DESCRIPTION OF THE TASK >> Look through the material below, count the lines containing the word "House", and state only the count.

** begin MATERIALS PROVIDED **

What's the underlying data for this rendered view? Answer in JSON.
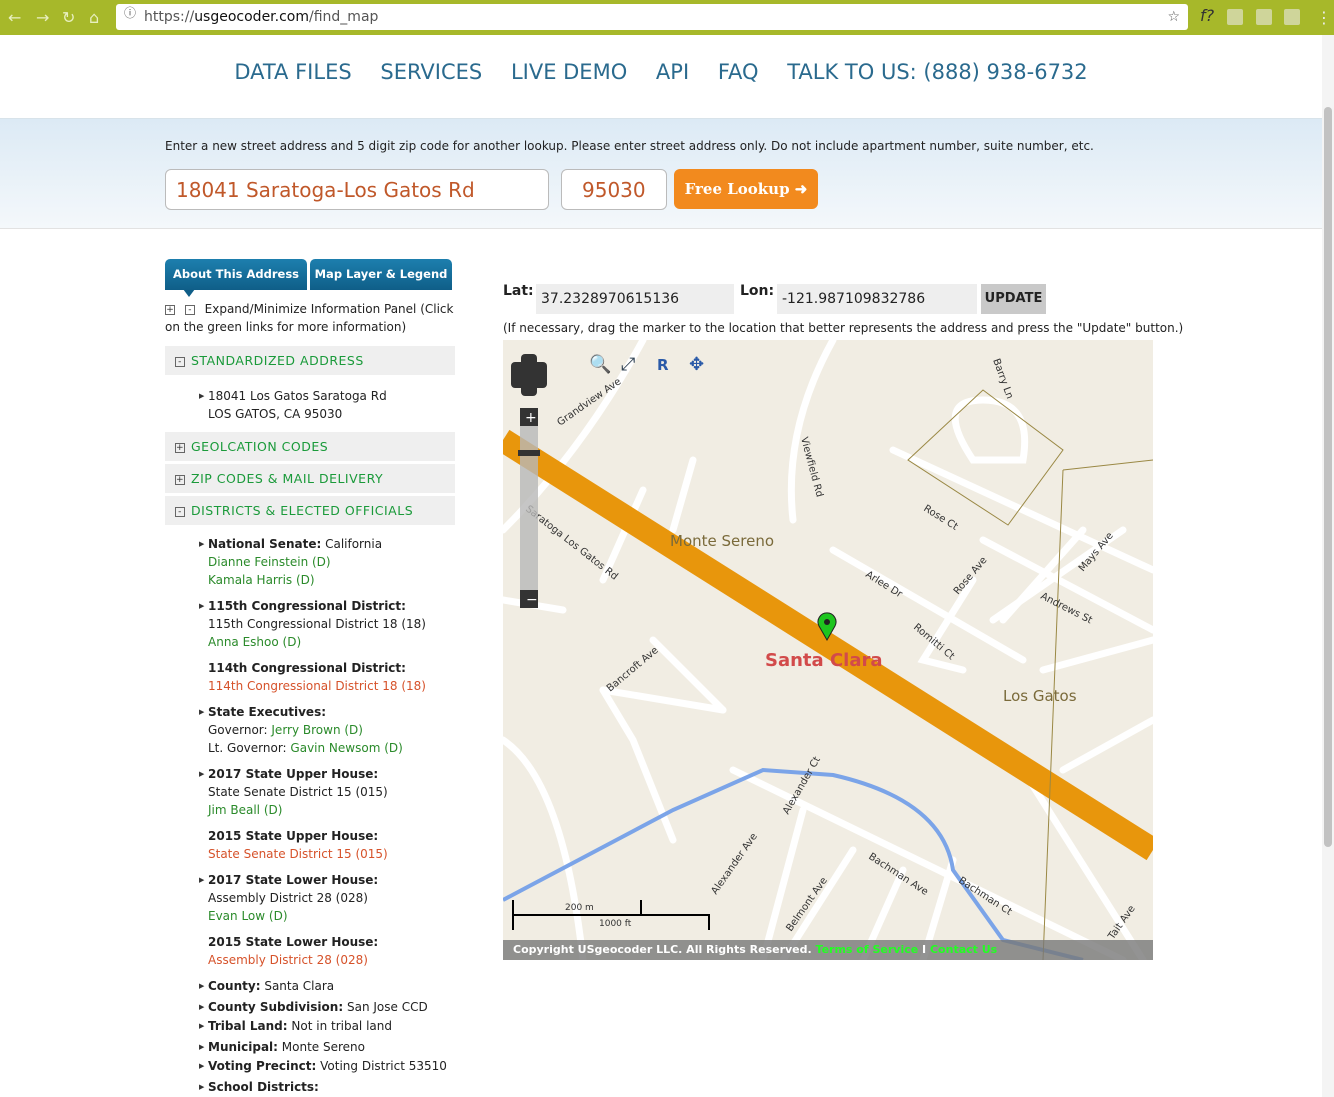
{
  "browser": {
    "url_scheme": "https://",
    "url_host": "usgeocoder.com",
    "url_path": "/find_map"
  },
  "nav": [
    "DATA FILES",
    "SERVICES",
    "LIVE DEMO",
    "API",
    "FAQ",
    "TALK TO US: (888) 938-6732"
  ],
  "search": {
    "hint": "Enter a new street address and 5 digit zip code for another lookup. Please enter street address only. Do not include apartment number, suite number, etc.",
    "address": "18041 Saratoga-Los Gatos Rd",
    "zip": "95030",
    "button": "Free Lookup"
  },
  "tabs": [
    "About This Address",
    "Map Layer & Legend"
  ],
  "expand_text": "Expand/Minimize Information Panel (Click on the green links for more information)",
  "sections": {
    "standardized": "STANDARDIZED ADDRESS",
    "geo": "GEOLCATION CODES",
    "zip": "ZIP CODES & MAIL DELIVERY",
    "districts": "DISTRICTS & ELECTED OFFICIALS"
  },
  "address": {
    "line1": "18041 Los Gatos Saratoga Rd",
    "line2": "LOS GATOS, CA 95030"
  },
  "districts": {
    "senate_label": "National Senate:",
    "senate_value": "California",
    "senator1": "Dianne Feinstein (D)",
    "senator2": "Kamala Harris (D)",
    "c115_label": "115th Congressional District:",
    "c115_value": "115th Congressional District 18 (18)",
    "c115_rep": "Anna Eshoo (D)",
    "c114_label": "114th Congressional District:",
    "c114_value": "114th Congressional District 18 (18)",
    "exec_label": "State Executives:",
    "gov_label": "Governor:",
    "gov": "Jerry Brown (D)",
    "ltgov_label": "Lt. Governor:",
    "ltgov": "Gavin Newsom (D)",
    "su17_label": "2017 State Upper House:",
    "su17_value": "State Senate District 15 (015)",
    "su17_rep": "Jim Beall (D)",
    "su15_label": "2015 State Upper House:",
    "su15_value": "State Senate District 15 (015)",
    "sl17_label": "2017 State Lower House:",
    "sl17_value": "Assembly District 28 (028)",
    "sl17_rep": "Evan Low (D)",
    "sl15_label": "2015 State Lower House:",
    "sl15_value": "Assembly District 28 (028)",
    "county_label": "County:",
    "county": "Santa Clara",
    "subdiv_label": "County Subdivision:",
    "subdiv": "San Jose CCD",
    "tribal_label": "Tribal Land:",
    "tribal": "Not in tribal land",
    "muni_label": "Municipal:",
    "muni": "Monte Sereno",
    "precinct_label": "Voting Precinct:",
    "precinct": "Voting District 53510",
    "school_label": "School Districts:"
  },
  "coords": {
    "lat_label": "Lat:",
    "lat": "37.2328970615136",
    "lon_label": "Lon:",
    "lon": "-121.987109832786",
    "update": "UPDATE",
    "drag_hint": "(If necessary, drag the marker to the location that better represents the address and press the \"Update\" button.)"
  },
  "map": {
    "places": [
      "Monte Sereno",
      "Santa Clara",
      "Los Gatos"
    ],
    "streets": [
      "Saratoga Los Gatos Rd",
      "Grandview Ave",
      "Viewfield Rd",
      "Barry Ln",
      "Rose Ct",
      "Arlee Dr",
      "Rose Ave",
      "Mays Ave",
      "Andrews St",
      "Romitti Ct",
      "Bancroft Ave",
      "Alexander Ct",
      "Alexander Ave",
      "Bachman Ave",
      "Bachman Ct",
      "Belmont Ave",
      "Tait Ave"
    ],
    "scale_m": "200 m",
    "scale_ft": "1000 ft",
    "copyright": "Copyright USgeocoder LLC. All Rights Reserved.",
    "terms": "Terms of Service",
    "sep": "I",
    "contact": "Contact Us",
    "colors": {
      "main_road": "#e8960c",
      "creek": "#7ba4e8",
      "background": "#f1ede3"
    }
  }
}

** end MATERIALS PROVIDED **

TASK RESPONSE >> 4